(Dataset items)
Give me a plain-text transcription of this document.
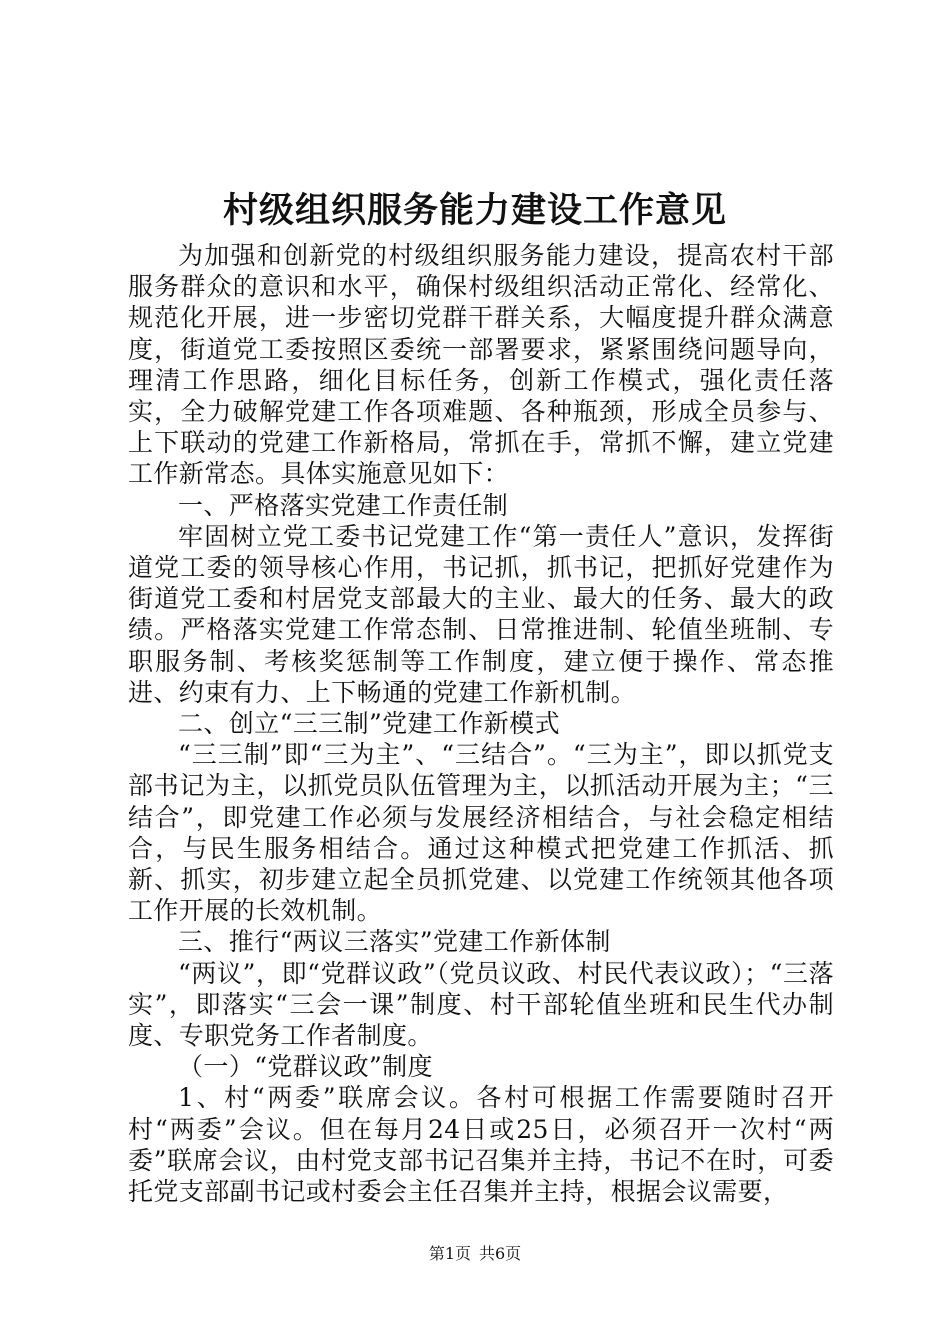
村级组织服务能力建设工作意见

为加强和创新党的村级组织服务能力建设，提高农村干部服务群众的意识和水平，确保村级组织活动正常化、经常化、规范化开展，进一步密切党群干群关系，大幅度提升群众满意度，街道党工委按照区委统一部署要求，紧紧围绕问题导向，理清工作思路，细化目标任务，创新工作模式，强化责任落实，全力破解党建工作各项难题、各种瓶颈，形成全员参与、上下联动的党建工作新格局，常抓在手，常抓不懈，建立党建工作新常态。具体实施意见如下：

一、严格落实党建工作责任制

牢固树立党工委书记党建工作“第一责任人”意识，发挥街道党工委的领导核心作用，书记抓，抓书记，把抓好党建作为街道党工委和村居党支部最大的主业、最大的任务、最大的政绩。严格落实党建工作常态制、日常推进制、轮值坐班制、专职服务制、考核奖惩制等工作制度，建立便于操作、常态推进、约束有力、上下畅通的党建工作新机制。

二、创立“三三制”党建工作新模式

“三三制”即“三为主”、“三结合”。“三为主”，即以抓党支部书记为主，以抓党员队伍管理为主，以抓活动开展为主；“三结合”，即党建工作必须与发展经济相结合，与社会稳定相结合，与民生服务相结合。通过这种模式把党建工作抓活、抓新、抓实，初步建立起全员抓党建、以党建工作统领其他各项工作开展的长效机制。

三、推行“两议三落实”党建工作新体制

“两议”，即“党群议政”（党员议政、村民代表议政）；“三落实”，即落实“三会一课”制度、村干部轮值坐班和民生代办制度、专职党务工作者制度。

（一）“党群议政”制度

1、村“两委”联席会议。各村可根据工作需要随时召开村“两委”会议。但在每月24日或25日，必须召开一次村“两委”联席会议，由村党支部书记召集并主持，书记不在时，可委托党支部副书记或村委会主任召集并主持，根据会议需要，

第1页 共6页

*To do*. Find the string "党群议政" in the listing and return every line that holds it.

*Answer to the problem*.
“两议”，即“党群议政”（党员议政、村民代表议政）；“三落实”，即落实“三会一课”制度、村干部轮值坐班和民生代办制度、专职党务工作者制度。
（一）“党群议政”制度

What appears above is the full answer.